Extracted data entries
______
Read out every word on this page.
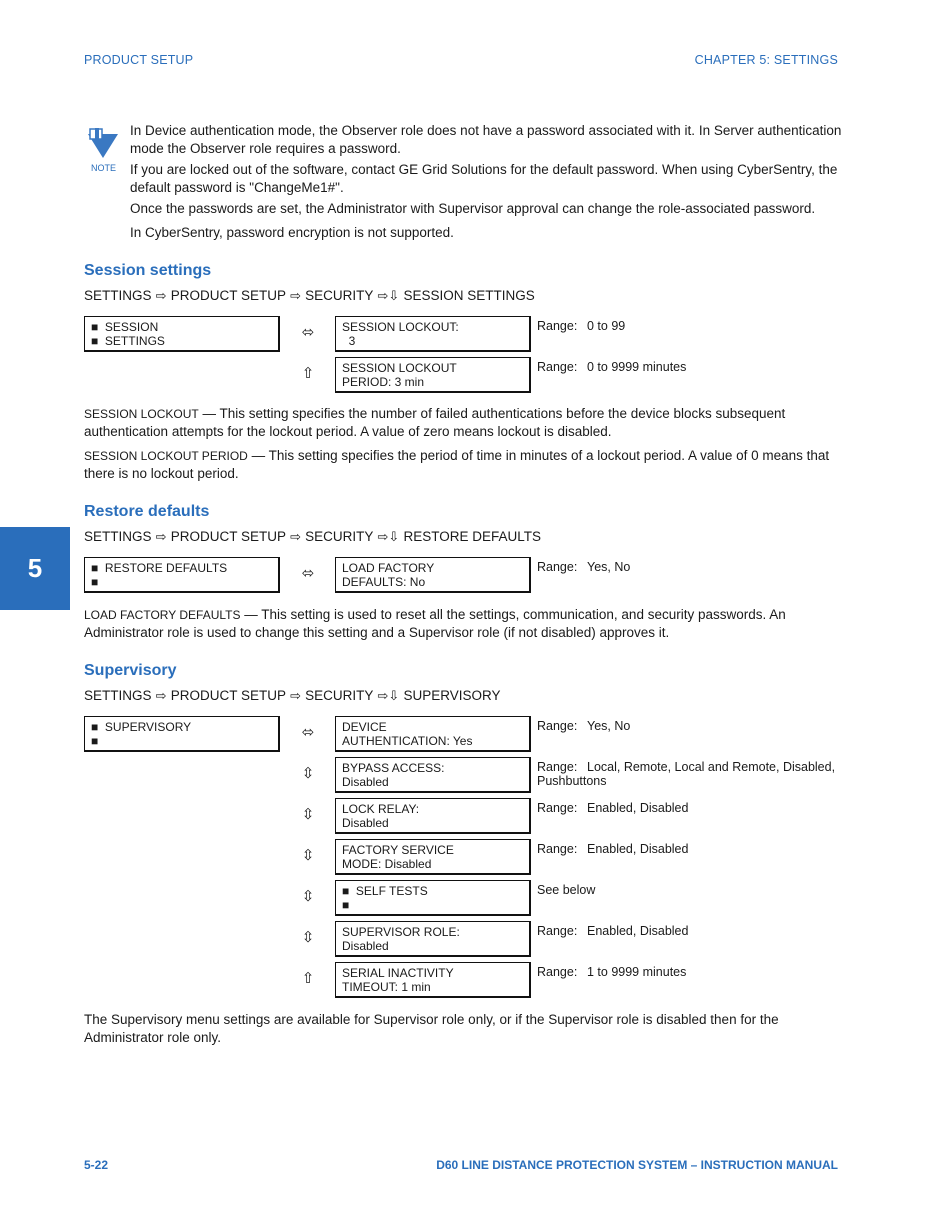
PRODUCT SETUP	CHAPTER 5: SETTINGS
NOTE

In Device authentication mode, the Observer role does not have a password associated with it. In Server authentication mode the Observer role requires a password.

If you are locked out of the software, contact GE Grid Solutions for the default password. When using CyberSentry, the default password is "ChangeMe1#".

Once the passwords are set, the Administrator with Supervisor approval can change the role-associated password.

In CyberSentry, password encryption is not supported.

5
Session settings
SETTINGS ⇨ PRODUCT SETUP ⇨ SECURITY ⇨⇩ SESSION SETTINGS
■  SESSION
■  SETTINGS	⬄	SESSION LOCKOUT:
3
Range: 0 to 99
⇧	SESSION LOCKOUT
PERIOD: 3 min
Range: 0 to 9999 minutes

SESSION LOCKOUT — This setting specifies the number of failed authentications before the device blocks subsequent authentication attempts for the lockout period. A value of zero means lockout is disabled.

SESSION LOCKOUT PERIOD — This setting specifies the period of time in minutes of a lockout period. A value of 0 means that there is no lockout period.

Restore defaults
SETTINGS ⇨ PRODUCT SETUP ⇨ SECURITY ⇨⇩ RESTORE DEFAULTS
■  RESTORE DEFAULTS
■	⬄	LOAD FACTORY
DEFAULTS: No
Range: Yes, No

LOAD FACTORY DEFAULTS — This setting is used to reset all the settings, communication, and security passwords. An Administrator role is used to change this setting and a Supervisor role (if not disabled) approves it.

Supervisory
SETTINGS ⇨ PRODUCT SETUP ⇨ SECURITY ⇨⇩ SUPERVISORY
■  SUPERVISORY
■	⬄	DEVICE
AUTHENTICATION: Yes
Range: Yes, No
⇳	BYPASS ACCESS:
Disabled
Range: Local, Remote, Local and Remote, Disabled, Pushbuttons
⇳	LOCK RELAY:
Disabled
Range: Enabled, Disabled
⇳	FACTORY SERVICE
MODE: Disabled
Range: Enabled, Disabled
⇳	■  SELF TESTS
■
See below
⇳	SUPERVISOR ROLE:
Disabled
Range: Enabled, Disabled
⇧	SERIAL INACTIVITY
TIMEOUT: 1 min
Range: 1 to 9999 minutes

The Supervisory menu settings are available for Supervisor role only, or if the Supervisor role is disabled then for the Administrator role only.

5-22	D60 LINE DISTANCE PROTECTION SYSTEM – INSTRUCTION MANUAL
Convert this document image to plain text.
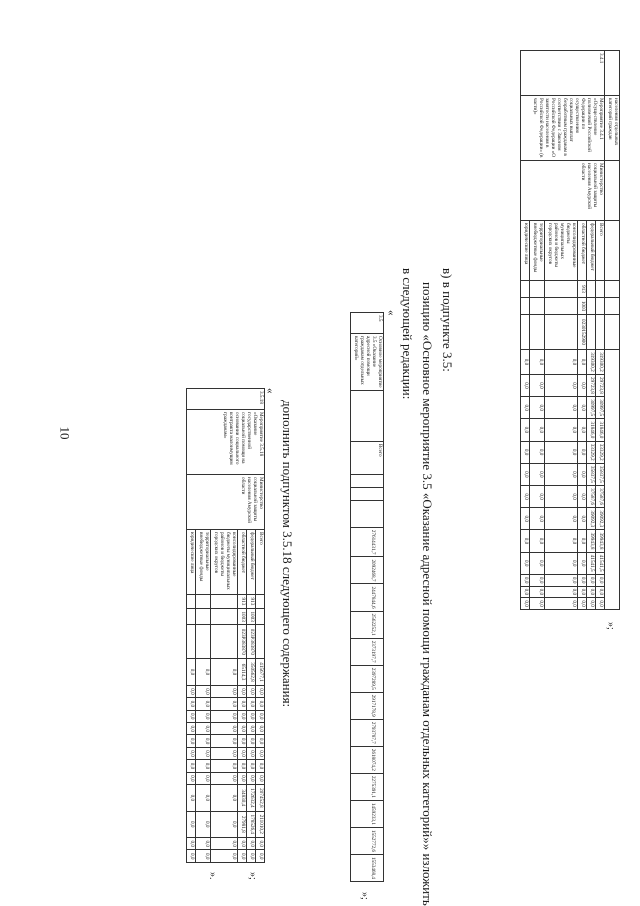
10
	населения отдельных категорий граждан						
3.4.1	Мероприятие 3.4.1 «Осуществление полномочий Российской Федерации по осуществлению социальных выплат безработным гражданам в соответствии с Законом Российской Федерации «О занятости населения в Российской Федерации» (в части)»	Министерство социальной защиты населения Амурской области	Всего				319300,2	29723,8	30997,5	31846,0	33329,2	35837,5	37587,6	39092,3	39943,8	41541,5	0,0	0,0	0,0
			федеральный бюджет				319300,2	29723,8	30997,5	31846,0	33329,2	35837,5	37587,6	39092,3	39943,8	41541,5	0,0	0,0	0,0
			областной бюджет	913	1003	0230152900	0,0	0,0	0,0	0,0	0,0	0,0	0,0	0,0	0,0	0,0	0,0	0,0	0,0
			консолидированные бюджеты муниципальных районов и бюджеты городских округов				0,0	0,0	0,0	0,0	0,0	0,0	0,0	0,0	0,0	0,0	0,0	0,0	0,0
			территориальные внебюджетные фонды				0,0	0,0	0,0	0,0	0,0	0,0	0,0	0,0	0,0	0,0	0,0	0,0	0,0
			юридические лица				0,0	0,0	0,0	0,0	0,0	0,0	0,0	0,0	0,0	0,0	0,0	0,0	0,0
»;
в) в подпункте 3.5:
позицию «Основное мероприятие 3.5 «Оказание адресной помощи гражданам отдельных категорий»» изложить
в следующей редакции:
«
3.5	Основное мероприятие 3.5 «Оказание адресной помощи гражданам отдельных категорий»		Всего				27614431,7	2092468,7	2447844,6	2562252,1	2373197,7	2397289,5	2917178,9	2793787,7	2618074,2	2275391,1	1459233,1	1552772,6	1553468,4
»;
дополнить подпунктом 3.5.18 следующего содержания:
«
3.5.18	Мероприятие 3.5.18 «Оказание государственной социальной помощи на основании социального контракта малоимущим гражданам»	Министерство социальной защиты населения Амурской области	Всего				415677,1	0,0	0,0	0,0	0,0	0,0	0,0	0,0	0,0	207452,8	211010,2	0,0	0,0
			федеральный бюджет	913	1003	023P383870	350562,8	0,0	0,0	0,0	0,0	0,0	0,0	0,0	0,0	172632,4	178526,4	0,0	0,0
			областной бюджет	913	1003	023P383870	65114,3	0,0	0,0	0,0	0,0	0,0	0,0	0,0	0,0	34830,4	27981,8	0,0	0,0
			консолидированные бюджеты муниципальных районов и бюджеты городских округов				0,0	0,0	0,0	0,0	0,0	0,0	0,0	0,0	0,0	0,0	0,0	0,0	0,0
			территориальные внебюджетные фонды				0,0	0,0	0,0	0,0	0,0	0,0	0,0	0,0	0,0	0,0	0,0	0,0	0,0
			юридические лица				0,0	0,0	0,0	0,0	0,0	0,0	0,0	0,0	0,0	0,0	0,0	0,0	0,0
»;
».
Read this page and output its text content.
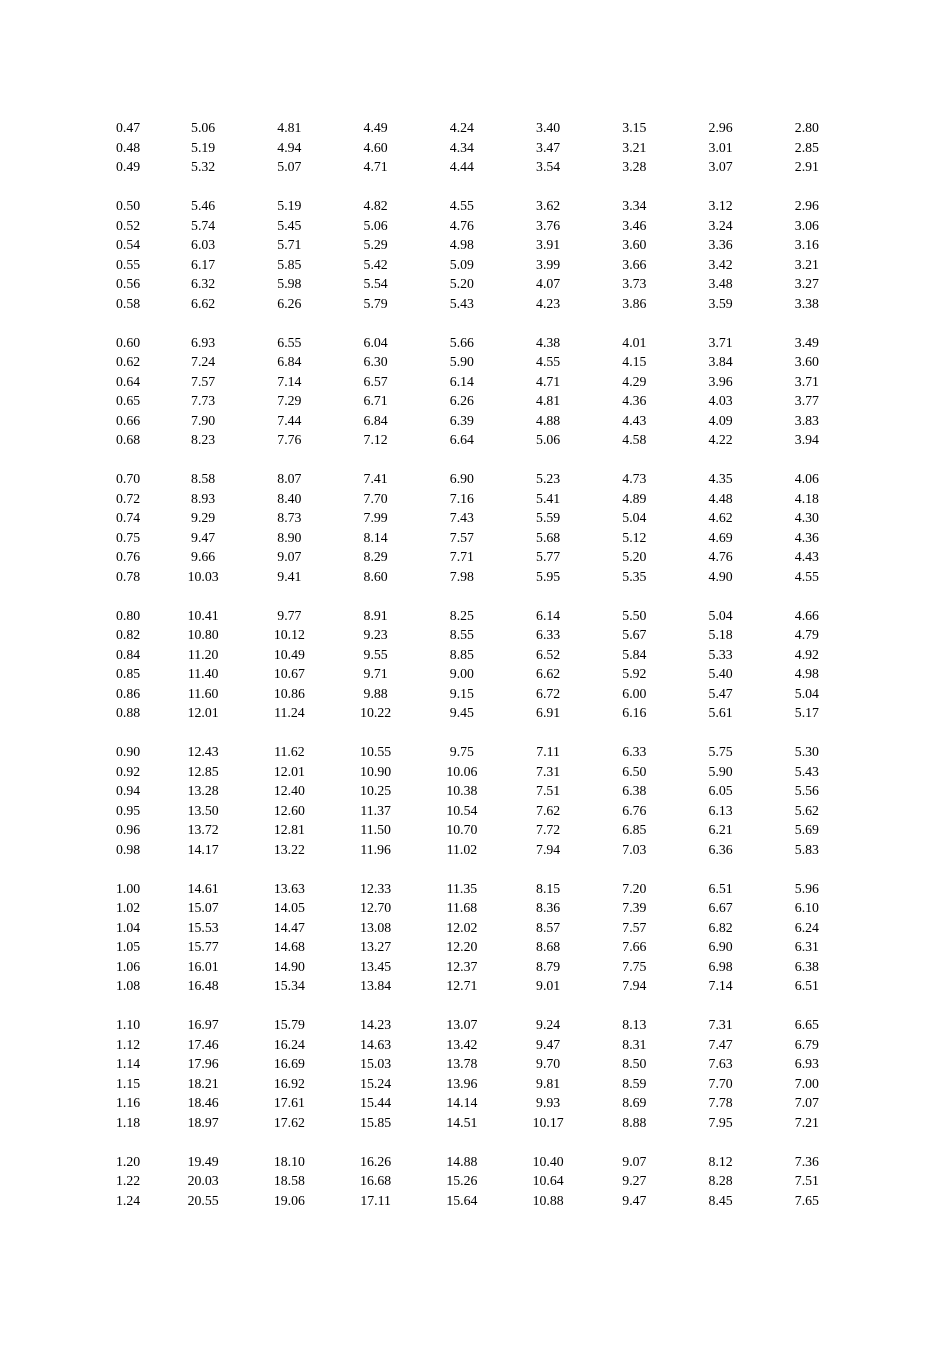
0.47	5.06	4.81	4.49	4.24	3.40	3.15	2.96	2.80
0.48	5.19	4.94	4.60	4.34	3.47	3.21	3.01	2.85
0.49	5.32	5.07	4.71	4.44	3.54	3.28	3.07	2.91
0.50	5.46	5.19	4.82	4.55	3.62	3.34	3.12	2.96
0.52	5.74	5.45	5.06	4.76	3.76	3.46	3.24	3.06
0.54	6.03	5.71	5.29	4.98	3.91	3.60	3.36	3.16
0.55	6.17	5.85	5.42	5.09	3.99	3.66	3.42	3.21
0.56	6.32	5.98	5.54	5.20	4.07	3.73	3.48	3.27
0.58	6.62	6.26	5.79	5.43	4.23	3.86	3.59	3.38
0.60	6.93	6.55	6.04	5.66	4.38	4.01	3.71	3.49
0.62	7.24	6.84	6.30	5.90	4.55	4.15	3.84	3.60
0.64	7.57	7.14	6.57	6.14	4.71	4.29	3.96	3.71
0.65	7.73	7.29	6.71	6.26	4.81	4.36	4.03	3.77
0.66	7.90	7.44	6.84	6.39	4.88	4.43	4.09	3.83
0.68	8.23	7.76	7.12	6.64	5.06	4.58	4.22	3.94
0.70	8.58	8.07	7.41	6.90	5.23	4.73	4.35	4.06
0.72	8.93	8.40	7.70	7.16	5.41	4.89	4.48	4.18
0.74	9.29	8.73	7.99	7.43	5.59	5.04	4.62	4.30
0.75	9.47	8.90	8.14	7.57	5.68	5.12	4.69	4.36
0.76	9.66	9.07	8.29	7.71	5.77	5.20	4.76	4.43
0.78	10.03	9.41	8.60	7.98	5.95	5.35	4.90	4.55
0.80	10.41	9.77	8.91	8.25	6.14	5.50	5.04	4.66
0.82	10.80	10.12	9.23	8.55	6.33	5.67	5.18	4.79
0.84	11.20	10.49	9.55	8.85	6.52	5.84	5.33	4.92
0.85	11.40	10.67	9.71	9.00	6.62	5.92	5.40	4.98
0.86	11.60	10.86	9.88	9.15	6.72	6.00	5.47	5.04
0.88	12.01	11.24	10.22	9.45	6.91	6.16	5.61	5.17
0.90	12.43	11.62	10.55	9.75	7.11	6.33	5.75	5.30
0.92	12.85	12.01	10.90	10.06	7.31	6.50	5.90	5.43
0.94	13.28	12.40	10.25	10.38	7.51	6.38	6.05	5.56
0.95	13.50	12.60	11.37	10.54	7.62	6.76	6.13	5.62
0.96	13.72	12.81	11.50	10.70	7.72	6.85	6.21	5.69
0.98	14.17	13.22	11.96	11.02	7.94	7.03	6.36	5.83
1.00	14.61	13.63	12.33	11.35	8.15	7.20	6.51	5.96
1.02	15.07	14.05	12.70	11.68	8.36	7.39	6.67	6.10
1.04	15.53	14.47	13.08	12.02	8.57	7.57	6.82	6.24
1.05	15.77	14.68	13.27	12.20	8.68	7.66	6.90	6.31
1.06	16.01	14.90	13.45	12.37	8.79	7.75	6.98	6.38
1.08	16.48	15.34	13.84	12.71	9.01	7.94	7.14	6.51
1.10	16.97	15.79	14.23	13.07	9.24	8.13	7.31	6.65
1.12	17.46	16.24	14.63	13.42	9.47	8.31	7.47	6.79
1.14	17.96	16.69	15.03	13.78	9.70	8.50	7.63	6.93
1.15	18.21	16.92	15.24	13.96	9.81	8.59	7.70	7.00
1.16	18.46	17.61	15.44	14.14	9.93	8.69	7.78	7.07
1.18	18.97	17.62	15.85	14.51	10.17	8.88	7.95	7.21
1.20	19.49	18.10	16.26	14.88	10.40	9.07	8.12	7.36
1.22	20.03	18.58	16.68	15.26	10.64	9.27	8.28	7.51
1.24	20.55	19.06	17.11	15.64	10.88	9.47	8.45	7.65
______
Spot every line that holds "text" and copy it.

Convert this document image to plain text.
Read this page and output its text content.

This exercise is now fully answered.